WRITTEN REQUEST:
Write out every line of the material exactly as it appears.

##############################

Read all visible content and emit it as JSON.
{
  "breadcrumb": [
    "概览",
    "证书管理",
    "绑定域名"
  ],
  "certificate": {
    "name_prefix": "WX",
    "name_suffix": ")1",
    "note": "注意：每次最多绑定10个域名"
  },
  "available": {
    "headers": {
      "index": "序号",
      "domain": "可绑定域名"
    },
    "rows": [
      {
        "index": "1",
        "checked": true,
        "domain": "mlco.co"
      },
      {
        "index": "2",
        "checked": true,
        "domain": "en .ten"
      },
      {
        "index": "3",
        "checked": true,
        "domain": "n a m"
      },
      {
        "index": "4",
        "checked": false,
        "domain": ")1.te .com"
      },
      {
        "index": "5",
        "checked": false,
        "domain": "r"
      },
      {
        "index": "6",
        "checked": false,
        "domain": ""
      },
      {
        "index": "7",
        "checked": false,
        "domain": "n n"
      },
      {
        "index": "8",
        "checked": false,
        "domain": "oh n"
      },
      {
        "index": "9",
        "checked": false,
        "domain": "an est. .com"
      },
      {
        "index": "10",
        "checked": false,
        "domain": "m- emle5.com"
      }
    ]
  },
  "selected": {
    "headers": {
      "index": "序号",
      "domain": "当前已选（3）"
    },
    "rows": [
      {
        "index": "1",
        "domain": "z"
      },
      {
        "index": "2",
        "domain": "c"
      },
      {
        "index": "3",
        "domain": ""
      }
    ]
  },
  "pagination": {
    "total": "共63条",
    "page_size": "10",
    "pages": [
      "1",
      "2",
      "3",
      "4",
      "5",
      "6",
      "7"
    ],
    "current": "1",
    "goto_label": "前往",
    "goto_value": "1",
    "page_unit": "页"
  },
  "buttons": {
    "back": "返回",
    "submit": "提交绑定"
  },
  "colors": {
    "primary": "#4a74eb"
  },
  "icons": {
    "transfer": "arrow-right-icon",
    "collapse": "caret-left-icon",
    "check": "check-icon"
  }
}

##############################

WRITTEN RESPONSE:
Read all visible content and emit it as JSON.
{
  "breadcrumb": [
    "概览",
    "证书管理",
    "绑定域名"
  ],
  "certificate": {
    "name_prefix": "WX",
    "name_suffix": ")1",
    "note": "注意：每次最多绑定10个域名"
  },
  "available": {
    "headers": {
      "index": "序号",
      "domain": "可绑定域名"
    },
    "rows": [
      {
        "index": "1",
        "checked": true,
        "domain": "mlco.co"
      },
      {
        "index": "2",
        "checked": true,
        "domain": "en .ten"
      },
      {
        "index": "3",
        "checked": true,
        "domain": "n a m"
      },
      {
        "index": "4",
        "checked": false,
        "domain": ")1.te .com"
      },
      {
        "index": "5",
        "checked": false,
        "domain": "r"
      },
      {
        "index": "6",
        "checked": false,
        "domain": ""
      },
      {
        "index": "7",
        "checked": false,
        "domain": "n n"
      },
      {
        "index": "8",
        "checked": false,
        "domain": "oh n"
      },
      {
        "index": "9",
        "checked": false,
        "domain": "an est. .com"
      },
      {
        "index": "10",
        "checked": false,
        "domain": "m- emle5.com"
      }
    ]
  },
  "selected": {
    "headers": {
      "index": "序号",
      "domain": "当前已选（3）"
    },
    "rows": [
      {
        "index": "1",
        "domain": "z"
      },
      {
        "index": "2",
        "domain": "c"
      },
      {
        "index": "3",
        "domain": ""
      }
    ]
  },
  "pagination": {
    "total": "共63条",
    "page_size": "10",
    "pages": [
      "1",
      "2",
      "3",
      "4",
      "5",
      "6",
      "7"
    ],
    "current": "1",
    "goto_label": "前往",
    "goto_value": "1",
    "page_unit": "页"
  },
  "buttons": {
    "back": "返回",
    "submit": "提交绑定"
  },
  "colors": {
    "primary": "#4a74eb"
  },
  "icons": {
    "transfer": "arrow-right-icon",
    "collapse": "caret-left-icon",
    "check": "check-icon"
  }
}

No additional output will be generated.